• Records from a dataset:
══════════

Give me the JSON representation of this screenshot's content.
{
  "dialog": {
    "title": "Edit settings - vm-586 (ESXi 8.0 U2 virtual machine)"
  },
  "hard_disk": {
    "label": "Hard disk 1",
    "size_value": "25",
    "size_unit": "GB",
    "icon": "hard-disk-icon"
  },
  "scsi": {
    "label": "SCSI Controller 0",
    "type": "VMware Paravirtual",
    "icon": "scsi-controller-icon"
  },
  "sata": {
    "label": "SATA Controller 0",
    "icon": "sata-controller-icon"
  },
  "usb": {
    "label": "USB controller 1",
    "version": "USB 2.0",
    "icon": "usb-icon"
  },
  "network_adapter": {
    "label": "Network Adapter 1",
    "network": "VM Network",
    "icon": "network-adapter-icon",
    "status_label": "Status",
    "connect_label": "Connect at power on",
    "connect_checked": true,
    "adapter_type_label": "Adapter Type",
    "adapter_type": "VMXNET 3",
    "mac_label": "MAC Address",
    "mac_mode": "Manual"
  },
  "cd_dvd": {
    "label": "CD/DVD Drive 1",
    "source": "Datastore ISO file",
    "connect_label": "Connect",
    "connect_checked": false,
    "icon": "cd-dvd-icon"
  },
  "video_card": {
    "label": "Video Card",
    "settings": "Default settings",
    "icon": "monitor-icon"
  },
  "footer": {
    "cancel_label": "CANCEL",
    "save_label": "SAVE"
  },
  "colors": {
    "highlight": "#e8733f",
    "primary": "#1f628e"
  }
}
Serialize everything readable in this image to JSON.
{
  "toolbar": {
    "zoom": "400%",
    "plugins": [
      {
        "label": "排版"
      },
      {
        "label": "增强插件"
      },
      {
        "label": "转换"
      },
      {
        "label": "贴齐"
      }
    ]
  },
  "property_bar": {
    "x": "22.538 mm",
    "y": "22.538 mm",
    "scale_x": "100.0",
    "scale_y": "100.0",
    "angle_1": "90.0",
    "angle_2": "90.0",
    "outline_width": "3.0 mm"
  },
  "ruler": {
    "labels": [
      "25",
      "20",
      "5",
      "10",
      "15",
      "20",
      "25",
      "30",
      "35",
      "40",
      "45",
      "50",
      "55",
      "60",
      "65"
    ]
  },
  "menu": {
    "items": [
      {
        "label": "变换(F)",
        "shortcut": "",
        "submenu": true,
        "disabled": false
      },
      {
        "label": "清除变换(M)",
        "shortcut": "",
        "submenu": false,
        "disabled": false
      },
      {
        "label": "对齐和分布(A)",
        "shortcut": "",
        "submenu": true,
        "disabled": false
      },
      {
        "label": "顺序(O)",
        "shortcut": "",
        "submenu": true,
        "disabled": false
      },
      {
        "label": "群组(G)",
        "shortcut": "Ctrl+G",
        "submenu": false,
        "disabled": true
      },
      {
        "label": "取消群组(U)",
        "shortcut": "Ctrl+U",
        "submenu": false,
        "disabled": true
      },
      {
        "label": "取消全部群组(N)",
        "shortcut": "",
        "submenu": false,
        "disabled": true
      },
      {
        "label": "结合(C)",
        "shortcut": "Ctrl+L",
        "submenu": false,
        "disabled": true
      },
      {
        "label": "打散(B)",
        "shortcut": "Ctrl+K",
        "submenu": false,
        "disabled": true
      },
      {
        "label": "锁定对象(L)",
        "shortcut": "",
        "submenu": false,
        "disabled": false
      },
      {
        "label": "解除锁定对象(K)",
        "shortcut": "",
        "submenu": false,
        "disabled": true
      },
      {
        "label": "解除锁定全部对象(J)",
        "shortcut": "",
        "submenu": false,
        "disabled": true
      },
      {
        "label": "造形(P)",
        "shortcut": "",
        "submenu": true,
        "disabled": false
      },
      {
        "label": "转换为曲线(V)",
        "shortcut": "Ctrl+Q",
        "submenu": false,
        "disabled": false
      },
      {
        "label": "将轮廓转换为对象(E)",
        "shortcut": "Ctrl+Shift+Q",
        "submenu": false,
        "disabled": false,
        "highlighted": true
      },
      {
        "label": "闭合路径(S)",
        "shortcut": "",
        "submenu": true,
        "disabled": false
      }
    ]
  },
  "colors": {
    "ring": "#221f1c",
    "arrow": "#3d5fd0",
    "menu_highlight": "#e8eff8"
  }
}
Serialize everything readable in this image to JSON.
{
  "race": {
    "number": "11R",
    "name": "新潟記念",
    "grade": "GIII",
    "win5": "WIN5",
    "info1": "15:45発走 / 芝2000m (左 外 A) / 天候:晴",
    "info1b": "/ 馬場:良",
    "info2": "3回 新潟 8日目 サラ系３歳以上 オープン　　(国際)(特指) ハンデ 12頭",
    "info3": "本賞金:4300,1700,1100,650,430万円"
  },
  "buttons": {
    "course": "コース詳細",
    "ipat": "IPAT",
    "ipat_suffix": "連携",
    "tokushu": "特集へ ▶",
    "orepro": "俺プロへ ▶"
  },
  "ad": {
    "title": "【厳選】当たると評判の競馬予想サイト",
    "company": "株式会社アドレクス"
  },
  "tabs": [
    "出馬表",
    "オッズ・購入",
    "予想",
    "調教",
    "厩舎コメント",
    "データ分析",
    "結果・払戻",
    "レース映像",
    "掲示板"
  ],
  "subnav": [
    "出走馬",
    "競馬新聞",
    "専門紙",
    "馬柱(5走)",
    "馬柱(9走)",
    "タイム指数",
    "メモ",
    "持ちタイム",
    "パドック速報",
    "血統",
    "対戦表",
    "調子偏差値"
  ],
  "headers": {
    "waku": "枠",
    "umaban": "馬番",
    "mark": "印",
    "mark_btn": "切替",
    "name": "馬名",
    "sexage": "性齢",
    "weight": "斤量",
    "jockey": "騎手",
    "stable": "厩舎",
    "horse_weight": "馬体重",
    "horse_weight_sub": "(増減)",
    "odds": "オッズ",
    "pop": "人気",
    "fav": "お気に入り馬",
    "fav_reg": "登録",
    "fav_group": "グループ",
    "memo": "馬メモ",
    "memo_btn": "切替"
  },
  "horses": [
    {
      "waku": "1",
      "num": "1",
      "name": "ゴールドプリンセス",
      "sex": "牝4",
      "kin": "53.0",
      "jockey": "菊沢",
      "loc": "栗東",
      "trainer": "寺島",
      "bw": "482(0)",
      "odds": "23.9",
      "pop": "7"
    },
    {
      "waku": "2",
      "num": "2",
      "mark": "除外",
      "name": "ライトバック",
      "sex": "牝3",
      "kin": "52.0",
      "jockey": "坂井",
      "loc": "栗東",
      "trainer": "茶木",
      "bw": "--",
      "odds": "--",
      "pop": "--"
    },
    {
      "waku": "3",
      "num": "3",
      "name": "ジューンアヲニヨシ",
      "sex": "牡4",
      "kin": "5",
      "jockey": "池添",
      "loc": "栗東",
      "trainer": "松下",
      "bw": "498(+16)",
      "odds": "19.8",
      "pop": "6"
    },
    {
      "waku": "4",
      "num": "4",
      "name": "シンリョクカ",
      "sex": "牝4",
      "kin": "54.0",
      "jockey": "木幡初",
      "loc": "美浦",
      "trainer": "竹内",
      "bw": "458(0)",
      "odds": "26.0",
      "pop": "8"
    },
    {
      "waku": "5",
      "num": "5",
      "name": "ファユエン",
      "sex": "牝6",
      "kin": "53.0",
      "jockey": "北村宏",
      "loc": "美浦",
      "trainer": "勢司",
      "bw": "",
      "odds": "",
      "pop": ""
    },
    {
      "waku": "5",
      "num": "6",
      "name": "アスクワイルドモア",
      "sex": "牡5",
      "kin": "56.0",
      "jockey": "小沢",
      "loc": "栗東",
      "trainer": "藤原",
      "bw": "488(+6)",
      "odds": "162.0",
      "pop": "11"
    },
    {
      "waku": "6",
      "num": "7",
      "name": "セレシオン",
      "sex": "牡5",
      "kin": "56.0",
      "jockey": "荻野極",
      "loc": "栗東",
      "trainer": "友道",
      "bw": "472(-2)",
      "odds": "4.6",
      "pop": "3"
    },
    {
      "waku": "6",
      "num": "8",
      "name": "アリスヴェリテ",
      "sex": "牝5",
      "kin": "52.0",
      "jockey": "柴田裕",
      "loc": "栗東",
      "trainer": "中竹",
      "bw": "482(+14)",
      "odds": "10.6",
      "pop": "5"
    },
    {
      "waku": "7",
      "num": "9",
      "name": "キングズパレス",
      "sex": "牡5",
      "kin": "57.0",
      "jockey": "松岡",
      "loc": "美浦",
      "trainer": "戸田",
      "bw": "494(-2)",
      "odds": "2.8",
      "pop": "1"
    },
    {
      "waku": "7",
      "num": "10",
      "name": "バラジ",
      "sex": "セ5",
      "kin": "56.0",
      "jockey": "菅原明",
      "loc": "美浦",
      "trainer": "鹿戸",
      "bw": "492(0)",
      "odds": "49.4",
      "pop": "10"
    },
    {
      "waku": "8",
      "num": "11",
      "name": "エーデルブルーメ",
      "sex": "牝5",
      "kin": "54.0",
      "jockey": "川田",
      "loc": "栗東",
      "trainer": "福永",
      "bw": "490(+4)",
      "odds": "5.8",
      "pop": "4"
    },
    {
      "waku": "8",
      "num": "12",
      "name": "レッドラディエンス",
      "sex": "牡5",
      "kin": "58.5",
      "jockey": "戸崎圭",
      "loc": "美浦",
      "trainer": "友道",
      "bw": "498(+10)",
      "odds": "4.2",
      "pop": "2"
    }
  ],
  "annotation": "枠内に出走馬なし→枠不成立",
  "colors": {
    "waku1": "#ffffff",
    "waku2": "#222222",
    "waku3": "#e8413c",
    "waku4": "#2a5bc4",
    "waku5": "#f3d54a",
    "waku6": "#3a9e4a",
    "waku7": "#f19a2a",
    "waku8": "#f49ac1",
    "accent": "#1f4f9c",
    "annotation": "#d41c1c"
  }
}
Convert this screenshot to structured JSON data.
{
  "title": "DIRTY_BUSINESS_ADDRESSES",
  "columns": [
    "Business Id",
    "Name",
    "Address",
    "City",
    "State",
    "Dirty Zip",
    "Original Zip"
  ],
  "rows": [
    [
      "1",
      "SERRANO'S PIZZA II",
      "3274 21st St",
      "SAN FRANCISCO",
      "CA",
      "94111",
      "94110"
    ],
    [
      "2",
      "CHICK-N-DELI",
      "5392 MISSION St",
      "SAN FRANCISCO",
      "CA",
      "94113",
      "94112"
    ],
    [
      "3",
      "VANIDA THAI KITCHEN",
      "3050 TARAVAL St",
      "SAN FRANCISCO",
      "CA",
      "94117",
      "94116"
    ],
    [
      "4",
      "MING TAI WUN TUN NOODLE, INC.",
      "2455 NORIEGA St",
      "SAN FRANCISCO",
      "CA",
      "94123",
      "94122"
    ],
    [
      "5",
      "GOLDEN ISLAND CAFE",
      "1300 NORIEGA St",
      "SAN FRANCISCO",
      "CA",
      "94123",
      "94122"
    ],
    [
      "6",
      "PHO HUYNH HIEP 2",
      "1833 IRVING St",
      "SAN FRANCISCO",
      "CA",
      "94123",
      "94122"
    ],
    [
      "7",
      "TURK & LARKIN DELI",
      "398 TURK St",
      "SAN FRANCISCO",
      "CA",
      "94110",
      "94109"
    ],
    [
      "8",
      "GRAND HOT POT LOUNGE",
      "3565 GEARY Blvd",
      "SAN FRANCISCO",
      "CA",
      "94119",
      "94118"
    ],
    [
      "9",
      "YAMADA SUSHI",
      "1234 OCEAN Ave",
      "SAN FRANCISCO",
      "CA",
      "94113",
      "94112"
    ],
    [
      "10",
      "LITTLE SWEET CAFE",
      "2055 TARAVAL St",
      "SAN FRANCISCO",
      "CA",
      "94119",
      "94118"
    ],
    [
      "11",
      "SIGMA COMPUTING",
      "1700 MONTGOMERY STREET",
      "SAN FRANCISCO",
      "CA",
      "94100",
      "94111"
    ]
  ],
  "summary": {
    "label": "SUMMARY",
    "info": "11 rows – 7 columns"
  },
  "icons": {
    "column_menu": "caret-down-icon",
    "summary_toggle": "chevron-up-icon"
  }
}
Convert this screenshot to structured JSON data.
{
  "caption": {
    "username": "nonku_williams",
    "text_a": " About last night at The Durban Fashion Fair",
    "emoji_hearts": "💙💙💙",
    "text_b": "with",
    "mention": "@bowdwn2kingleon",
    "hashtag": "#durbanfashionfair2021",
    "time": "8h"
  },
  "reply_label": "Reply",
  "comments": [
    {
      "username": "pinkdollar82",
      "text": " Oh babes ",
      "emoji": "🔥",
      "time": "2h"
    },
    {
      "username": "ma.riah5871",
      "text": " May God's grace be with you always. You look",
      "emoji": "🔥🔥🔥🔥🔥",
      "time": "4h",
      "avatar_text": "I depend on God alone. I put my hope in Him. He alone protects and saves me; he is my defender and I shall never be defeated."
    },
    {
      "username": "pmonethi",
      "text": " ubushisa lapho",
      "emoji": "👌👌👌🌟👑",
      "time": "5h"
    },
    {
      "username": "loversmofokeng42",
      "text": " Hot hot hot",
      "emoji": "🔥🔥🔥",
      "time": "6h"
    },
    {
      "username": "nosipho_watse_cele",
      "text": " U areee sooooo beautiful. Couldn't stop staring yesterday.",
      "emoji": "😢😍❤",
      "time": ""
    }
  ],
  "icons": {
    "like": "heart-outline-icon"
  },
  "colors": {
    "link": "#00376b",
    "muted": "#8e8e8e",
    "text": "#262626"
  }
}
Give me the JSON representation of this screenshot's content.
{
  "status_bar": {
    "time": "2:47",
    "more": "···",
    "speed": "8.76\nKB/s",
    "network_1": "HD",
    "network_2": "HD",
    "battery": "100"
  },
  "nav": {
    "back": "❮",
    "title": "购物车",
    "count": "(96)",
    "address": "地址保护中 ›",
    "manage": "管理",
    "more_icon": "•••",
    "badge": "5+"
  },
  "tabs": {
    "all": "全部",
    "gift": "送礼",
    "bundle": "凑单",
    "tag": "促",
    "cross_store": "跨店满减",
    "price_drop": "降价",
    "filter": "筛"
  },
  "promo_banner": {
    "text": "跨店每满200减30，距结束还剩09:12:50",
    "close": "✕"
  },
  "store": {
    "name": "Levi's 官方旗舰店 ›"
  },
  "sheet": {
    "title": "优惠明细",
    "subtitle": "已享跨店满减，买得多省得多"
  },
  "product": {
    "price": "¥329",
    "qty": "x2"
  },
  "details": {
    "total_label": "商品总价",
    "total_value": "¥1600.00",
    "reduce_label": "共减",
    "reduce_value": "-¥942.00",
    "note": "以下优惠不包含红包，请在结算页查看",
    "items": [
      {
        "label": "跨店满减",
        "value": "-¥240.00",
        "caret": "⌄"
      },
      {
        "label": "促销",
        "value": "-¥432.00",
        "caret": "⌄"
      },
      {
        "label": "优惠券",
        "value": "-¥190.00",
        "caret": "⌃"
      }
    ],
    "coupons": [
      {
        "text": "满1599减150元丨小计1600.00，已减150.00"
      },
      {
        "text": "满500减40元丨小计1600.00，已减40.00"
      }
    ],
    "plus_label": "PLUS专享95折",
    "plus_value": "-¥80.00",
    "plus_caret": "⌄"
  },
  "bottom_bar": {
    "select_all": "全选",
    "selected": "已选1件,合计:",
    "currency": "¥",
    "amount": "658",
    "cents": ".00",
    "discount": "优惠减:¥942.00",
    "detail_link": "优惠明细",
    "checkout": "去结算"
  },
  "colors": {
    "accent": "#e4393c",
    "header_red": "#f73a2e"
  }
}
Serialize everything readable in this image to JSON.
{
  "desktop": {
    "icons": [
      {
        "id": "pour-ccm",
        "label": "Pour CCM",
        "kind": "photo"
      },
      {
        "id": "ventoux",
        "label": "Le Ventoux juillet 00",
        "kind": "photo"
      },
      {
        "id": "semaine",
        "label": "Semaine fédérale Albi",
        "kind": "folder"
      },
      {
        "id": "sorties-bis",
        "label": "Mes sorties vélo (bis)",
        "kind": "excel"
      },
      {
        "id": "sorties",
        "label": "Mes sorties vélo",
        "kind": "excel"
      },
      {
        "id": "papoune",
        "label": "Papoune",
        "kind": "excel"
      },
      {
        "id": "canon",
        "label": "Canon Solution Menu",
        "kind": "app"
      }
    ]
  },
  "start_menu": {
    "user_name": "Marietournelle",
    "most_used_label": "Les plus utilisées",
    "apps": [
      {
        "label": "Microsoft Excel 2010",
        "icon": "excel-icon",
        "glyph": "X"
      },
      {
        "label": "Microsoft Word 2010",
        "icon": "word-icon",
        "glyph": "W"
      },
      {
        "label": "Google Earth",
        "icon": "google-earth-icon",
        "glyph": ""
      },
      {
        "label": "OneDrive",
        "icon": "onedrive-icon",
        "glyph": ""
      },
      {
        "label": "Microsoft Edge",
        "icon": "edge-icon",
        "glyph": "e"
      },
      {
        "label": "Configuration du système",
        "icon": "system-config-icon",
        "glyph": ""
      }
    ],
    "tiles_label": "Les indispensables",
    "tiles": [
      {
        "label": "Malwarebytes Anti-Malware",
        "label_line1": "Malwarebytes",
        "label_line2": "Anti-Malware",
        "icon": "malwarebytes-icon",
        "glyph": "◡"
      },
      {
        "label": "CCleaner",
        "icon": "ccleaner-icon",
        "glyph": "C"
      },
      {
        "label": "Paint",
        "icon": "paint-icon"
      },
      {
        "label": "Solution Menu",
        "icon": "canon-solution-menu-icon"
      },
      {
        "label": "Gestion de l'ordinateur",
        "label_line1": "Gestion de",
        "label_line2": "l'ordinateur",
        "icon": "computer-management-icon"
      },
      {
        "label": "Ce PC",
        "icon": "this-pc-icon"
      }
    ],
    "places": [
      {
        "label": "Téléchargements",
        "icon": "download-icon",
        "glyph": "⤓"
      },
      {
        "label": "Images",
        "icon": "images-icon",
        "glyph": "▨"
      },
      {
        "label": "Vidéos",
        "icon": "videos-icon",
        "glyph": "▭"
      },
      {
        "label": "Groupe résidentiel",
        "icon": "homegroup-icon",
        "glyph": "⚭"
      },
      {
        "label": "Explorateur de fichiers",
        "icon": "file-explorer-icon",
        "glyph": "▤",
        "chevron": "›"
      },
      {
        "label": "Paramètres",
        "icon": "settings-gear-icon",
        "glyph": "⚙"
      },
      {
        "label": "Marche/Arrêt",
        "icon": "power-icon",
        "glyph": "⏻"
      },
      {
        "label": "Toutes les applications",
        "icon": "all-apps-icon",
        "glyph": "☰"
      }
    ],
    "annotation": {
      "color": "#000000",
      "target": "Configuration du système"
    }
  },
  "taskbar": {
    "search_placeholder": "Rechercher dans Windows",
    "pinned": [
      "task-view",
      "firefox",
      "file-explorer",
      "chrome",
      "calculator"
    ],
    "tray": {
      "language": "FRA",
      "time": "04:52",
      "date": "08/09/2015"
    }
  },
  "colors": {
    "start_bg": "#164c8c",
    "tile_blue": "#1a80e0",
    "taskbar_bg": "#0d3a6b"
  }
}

══════════

• AIM OF THE EXERCISE: Extract from the data every line where "username" shows up.

• SOLUTION FOR THIS EXERCISE:
    "username": "nonku_williams",
      "username": "pinkdollar82",
      "username": "ma.riah5871",
      "username": "pmonethi",
      "username": "loversmofokeng42",
      "username": "nosipho_watse_cele",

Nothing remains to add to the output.